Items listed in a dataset
# # # # # # #

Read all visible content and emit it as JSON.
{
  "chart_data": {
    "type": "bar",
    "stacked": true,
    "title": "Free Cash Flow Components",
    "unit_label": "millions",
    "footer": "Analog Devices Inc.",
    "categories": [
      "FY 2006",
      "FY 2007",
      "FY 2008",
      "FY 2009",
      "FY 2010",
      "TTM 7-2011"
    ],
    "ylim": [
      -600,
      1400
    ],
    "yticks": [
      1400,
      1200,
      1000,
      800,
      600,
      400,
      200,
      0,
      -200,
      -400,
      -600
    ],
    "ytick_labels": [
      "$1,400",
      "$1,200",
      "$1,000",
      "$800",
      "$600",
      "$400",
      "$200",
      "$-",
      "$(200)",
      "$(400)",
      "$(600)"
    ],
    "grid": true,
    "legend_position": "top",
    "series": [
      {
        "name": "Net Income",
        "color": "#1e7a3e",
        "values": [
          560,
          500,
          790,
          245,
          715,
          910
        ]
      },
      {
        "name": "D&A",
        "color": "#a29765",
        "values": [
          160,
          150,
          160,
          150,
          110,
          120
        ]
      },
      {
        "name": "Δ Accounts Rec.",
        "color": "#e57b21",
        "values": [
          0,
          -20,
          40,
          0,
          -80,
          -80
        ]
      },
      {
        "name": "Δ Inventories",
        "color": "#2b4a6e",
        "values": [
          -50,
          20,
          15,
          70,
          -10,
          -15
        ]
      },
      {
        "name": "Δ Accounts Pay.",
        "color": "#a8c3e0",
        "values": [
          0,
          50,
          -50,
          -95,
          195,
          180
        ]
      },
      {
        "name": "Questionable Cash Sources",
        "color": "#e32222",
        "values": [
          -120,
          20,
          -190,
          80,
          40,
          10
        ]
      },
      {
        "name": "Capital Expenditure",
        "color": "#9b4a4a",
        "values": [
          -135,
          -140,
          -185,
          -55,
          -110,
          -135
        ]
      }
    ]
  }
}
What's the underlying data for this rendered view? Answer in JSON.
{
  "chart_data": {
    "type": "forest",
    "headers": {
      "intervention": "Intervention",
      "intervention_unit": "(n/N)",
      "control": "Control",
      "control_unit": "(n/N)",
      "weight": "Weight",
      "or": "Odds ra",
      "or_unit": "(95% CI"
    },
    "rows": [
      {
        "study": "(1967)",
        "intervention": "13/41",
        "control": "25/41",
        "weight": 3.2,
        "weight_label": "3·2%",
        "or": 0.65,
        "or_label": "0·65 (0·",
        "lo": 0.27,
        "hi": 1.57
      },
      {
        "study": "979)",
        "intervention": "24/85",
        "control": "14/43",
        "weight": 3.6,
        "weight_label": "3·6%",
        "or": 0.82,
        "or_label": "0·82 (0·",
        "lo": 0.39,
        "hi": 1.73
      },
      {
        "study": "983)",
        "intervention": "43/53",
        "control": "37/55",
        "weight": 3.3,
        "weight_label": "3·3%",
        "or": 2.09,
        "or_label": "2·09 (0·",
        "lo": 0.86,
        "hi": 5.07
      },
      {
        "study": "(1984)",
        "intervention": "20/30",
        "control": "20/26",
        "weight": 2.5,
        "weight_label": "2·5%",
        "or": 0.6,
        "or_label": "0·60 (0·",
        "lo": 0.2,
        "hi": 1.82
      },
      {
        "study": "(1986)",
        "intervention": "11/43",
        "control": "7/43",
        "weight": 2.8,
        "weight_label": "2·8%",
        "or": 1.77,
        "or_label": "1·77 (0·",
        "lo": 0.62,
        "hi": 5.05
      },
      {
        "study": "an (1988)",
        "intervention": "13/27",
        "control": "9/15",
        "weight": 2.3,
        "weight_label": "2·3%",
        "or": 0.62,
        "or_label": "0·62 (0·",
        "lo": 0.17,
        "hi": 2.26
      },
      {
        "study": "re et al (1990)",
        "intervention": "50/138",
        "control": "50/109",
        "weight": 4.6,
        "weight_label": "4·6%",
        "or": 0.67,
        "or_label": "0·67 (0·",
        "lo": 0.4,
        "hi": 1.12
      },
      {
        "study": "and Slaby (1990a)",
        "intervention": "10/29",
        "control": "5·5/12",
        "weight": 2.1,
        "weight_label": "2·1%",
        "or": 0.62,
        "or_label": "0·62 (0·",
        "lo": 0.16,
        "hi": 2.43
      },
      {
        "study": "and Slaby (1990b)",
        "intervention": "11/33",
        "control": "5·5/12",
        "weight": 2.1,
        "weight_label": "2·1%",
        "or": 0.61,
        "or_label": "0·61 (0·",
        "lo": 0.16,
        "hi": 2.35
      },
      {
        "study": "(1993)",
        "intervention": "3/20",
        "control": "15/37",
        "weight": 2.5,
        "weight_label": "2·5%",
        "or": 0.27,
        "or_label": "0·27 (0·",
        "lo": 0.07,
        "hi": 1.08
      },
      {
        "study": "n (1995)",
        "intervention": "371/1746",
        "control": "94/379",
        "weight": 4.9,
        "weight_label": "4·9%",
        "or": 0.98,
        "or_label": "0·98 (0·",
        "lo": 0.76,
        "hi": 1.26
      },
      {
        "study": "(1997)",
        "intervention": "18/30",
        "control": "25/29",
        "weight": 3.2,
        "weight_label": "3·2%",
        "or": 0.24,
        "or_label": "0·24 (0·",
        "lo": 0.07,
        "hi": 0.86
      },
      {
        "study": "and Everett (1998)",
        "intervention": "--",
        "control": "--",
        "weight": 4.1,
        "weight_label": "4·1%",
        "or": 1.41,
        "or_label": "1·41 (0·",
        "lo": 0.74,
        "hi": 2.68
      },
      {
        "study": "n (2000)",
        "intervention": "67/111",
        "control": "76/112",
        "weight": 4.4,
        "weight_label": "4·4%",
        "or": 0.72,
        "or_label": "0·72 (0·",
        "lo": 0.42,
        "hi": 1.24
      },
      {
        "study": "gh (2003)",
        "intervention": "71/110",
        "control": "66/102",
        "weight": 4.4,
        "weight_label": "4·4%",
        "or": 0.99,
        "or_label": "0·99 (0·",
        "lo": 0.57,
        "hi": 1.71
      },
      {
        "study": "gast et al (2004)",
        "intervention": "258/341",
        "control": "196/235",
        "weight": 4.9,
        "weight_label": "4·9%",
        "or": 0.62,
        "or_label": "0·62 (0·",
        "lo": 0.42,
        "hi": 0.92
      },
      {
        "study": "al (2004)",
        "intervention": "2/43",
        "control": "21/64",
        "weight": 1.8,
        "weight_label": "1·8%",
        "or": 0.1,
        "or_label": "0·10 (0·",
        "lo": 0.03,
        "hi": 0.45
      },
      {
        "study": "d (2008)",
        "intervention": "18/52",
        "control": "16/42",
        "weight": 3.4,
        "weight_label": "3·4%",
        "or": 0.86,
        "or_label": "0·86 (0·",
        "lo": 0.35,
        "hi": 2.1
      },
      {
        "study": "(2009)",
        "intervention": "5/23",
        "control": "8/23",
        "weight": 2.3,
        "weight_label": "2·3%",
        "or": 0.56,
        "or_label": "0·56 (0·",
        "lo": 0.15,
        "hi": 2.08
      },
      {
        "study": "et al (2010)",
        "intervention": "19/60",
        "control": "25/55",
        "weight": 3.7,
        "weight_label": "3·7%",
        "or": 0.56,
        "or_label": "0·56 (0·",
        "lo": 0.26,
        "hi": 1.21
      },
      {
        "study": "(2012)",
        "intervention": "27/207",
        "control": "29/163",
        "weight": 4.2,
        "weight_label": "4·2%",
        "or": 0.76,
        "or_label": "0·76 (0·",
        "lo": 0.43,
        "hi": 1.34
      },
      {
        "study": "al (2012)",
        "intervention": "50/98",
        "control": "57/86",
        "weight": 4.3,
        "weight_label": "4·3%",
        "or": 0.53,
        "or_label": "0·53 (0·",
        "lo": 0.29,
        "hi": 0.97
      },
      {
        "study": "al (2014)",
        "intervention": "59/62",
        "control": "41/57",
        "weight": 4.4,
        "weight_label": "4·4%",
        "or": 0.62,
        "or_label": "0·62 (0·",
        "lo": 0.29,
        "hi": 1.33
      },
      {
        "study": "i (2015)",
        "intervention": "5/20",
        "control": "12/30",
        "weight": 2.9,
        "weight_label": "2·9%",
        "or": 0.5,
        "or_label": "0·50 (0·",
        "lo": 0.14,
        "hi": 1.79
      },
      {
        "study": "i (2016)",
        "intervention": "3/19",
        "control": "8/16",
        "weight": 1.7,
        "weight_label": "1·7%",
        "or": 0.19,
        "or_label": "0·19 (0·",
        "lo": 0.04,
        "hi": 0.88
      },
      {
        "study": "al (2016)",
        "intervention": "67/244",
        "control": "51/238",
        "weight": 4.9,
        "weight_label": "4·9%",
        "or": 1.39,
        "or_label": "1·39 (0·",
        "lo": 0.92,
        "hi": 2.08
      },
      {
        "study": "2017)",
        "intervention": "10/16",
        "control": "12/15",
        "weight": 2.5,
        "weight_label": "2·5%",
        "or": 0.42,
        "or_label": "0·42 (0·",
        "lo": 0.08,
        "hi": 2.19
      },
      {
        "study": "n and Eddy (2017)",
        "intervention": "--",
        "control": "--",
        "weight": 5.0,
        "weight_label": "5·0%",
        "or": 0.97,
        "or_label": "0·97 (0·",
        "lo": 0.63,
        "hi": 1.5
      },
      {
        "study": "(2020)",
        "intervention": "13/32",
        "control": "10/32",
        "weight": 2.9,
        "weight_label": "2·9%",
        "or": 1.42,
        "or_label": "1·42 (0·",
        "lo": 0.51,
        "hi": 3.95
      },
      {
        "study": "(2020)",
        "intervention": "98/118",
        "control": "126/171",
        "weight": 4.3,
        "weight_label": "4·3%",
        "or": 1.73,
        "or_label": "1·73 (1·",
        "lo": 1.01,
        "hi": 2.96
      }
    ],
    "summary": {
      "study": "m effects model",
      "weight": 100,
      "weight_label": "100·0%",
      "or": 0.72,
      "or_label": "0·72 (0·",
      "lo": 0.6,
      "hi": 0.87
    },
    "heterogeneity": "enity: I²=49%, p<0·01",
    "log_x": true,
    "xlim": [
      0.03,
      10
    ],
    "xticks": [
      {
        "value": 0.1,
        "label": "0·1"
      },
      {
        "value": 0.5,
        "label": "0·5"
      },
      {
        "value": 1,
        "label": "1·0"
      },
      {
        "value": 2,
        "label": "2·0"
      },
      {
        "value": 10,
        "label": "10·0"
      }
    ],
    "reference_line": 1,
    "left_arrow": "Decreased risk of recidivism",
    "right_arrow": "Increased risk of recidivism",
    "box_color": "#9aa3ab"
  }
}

# # # # # # #

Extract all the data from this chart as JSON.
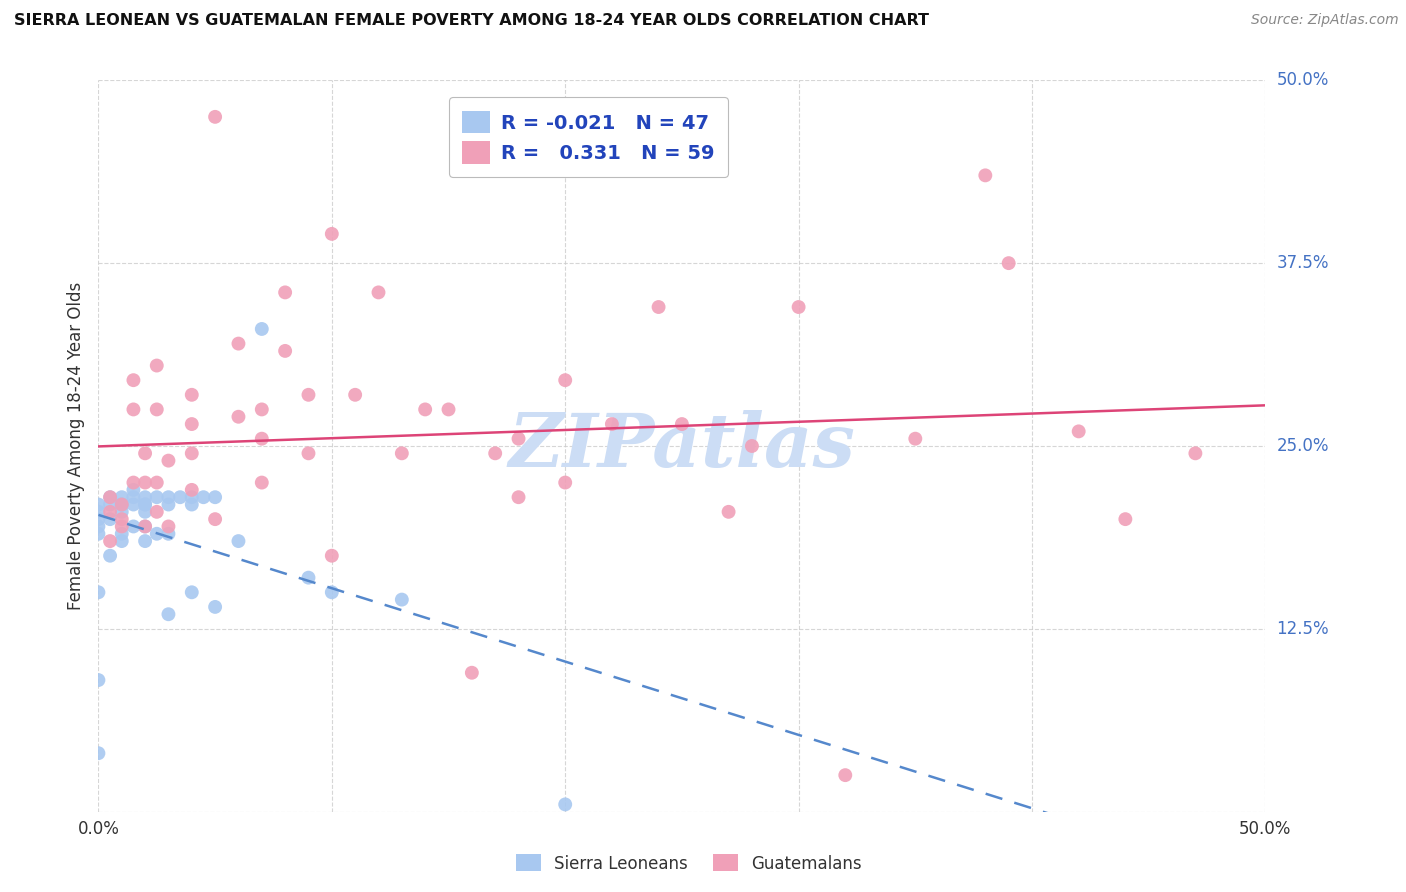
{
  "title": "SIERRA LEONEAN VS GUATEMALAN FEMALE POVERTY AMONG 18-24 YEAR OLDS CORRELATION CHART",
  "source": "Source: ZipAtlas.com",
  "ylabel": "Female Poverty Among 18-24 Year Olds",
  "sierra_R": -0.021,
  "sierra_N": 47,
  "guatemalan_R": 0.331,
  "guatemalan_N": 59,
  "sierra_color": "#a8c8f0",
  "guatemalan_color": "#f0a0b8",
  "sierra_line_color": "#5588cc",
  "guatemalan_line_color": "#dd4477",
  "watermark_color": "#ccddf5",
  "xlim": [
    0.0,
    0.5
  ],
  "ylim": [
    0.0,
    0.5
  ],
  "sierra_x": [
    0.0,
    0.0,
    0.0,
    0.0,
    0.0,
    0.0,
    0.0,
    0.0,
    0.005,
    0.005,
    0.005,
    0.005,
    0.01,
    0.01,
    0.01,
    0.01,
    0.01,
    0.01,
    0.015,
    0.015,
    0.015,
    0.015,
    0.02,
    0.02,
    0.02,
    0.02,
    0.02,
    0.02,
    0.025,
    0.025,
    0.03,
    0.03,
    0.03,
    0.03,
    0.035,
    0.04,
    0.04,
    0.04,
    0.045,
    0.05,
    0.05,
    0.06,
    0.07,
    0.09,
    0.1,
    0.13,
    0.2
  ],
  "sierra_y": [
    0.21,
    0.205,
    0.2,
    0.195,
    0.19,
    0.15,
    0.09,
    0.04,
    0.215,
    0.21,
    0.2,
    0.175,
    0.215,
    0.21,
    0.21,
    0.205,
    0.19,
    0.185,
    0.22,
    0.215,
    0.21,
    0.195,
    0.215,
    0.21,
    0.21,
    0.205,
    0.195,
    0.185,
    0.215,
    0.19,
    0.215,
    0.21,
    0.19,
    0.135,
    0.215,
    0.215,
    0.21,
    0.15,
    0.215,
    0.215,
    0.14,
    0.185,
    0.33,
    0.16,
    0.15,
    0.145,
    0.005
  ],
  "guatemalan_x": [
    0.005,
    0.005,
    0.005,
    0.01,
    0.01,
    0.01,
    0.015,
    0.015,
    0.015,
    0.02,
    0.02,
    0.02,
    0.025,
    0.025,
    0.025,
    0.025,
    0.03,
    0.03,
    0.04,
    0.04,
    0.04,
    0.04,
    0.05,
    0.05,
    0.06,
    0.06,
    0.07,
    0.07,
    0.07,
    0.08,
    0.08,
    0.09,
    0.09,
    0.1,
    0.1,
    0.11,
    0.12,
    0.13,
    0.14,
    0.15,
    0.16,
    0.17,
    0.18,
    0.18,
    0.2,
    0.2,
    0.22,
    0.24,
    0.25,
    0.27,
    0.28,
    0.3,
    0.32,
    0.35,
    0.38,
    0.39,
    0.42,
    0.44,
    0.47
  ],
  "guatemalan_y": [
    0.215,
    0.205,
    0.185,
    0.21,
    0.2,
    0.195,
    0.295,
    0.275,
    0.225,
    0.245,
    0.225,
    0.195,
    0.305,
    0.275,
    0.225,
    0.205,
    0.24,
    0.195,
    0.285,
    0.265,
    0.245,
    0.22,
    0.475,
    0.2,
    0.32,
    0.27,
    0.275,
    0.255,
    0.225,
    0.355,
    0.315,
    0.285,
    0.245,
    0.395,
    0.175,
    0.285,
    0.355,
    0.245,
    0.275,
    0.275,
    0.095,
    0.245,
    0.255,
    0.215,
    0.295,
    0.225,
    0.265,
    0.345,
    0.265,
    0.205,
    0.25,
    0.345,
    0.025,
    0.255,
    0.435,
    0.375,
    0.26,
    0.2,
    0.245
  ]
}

# # # # # # #

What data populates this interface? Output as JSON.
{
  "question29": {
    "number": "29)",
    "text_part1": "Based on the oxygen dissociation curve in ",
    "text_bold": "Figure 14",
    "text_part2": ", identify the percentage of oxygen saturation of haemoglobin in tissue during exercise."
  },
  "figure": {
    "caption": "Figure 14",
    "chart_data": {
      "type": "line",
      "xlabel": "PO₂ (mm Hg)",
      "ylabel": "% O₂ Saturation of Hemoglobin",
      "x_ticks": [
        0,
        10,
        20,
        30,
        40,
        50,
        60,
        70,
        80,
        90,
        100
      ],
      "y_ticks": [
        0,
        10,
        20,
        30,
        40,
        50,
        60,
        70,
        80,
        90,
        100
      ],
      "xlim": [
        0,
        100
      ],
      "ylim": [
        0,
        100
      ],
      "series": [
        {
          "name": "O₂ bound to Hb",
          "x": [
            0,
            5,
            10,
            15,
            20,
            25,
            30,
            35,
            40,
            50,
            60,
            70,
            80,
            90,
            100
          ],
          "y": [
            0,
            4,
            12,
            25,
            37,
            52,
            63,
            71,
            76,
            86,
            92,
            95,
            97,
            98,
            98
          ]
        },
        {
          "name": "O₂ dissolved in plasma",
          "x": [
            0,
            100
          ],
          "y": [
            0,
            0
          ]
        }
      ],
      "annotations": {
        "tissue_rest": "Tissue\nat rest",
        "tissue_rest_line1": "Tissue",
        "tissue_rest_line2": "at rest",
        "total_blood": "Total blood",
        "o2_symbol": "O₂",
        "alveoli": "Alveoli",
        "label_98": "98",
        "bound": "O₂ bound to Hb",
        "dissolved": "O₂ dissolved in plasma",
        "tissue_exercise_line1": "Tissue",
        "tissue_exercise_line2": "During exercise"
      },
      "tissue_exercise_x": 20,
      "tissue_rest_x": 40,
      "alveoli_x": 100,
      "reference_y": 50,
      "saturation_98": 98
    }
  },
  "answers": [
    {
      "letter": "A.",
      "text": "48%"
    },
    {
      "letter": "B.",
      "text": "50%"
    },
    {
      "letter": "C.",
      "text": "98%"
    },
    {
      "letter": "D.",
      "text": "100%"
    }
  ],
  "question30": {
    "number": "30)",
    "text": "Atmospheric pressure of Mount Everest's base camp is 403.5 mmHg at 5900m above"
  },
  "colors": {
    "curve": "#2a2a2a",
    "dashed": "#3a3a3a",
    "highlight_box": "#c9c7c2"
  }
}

# # # # # # #

- What you should do -
Count the lines of the material that include the word "plasma", then state only the total.

- Exercise solution -
2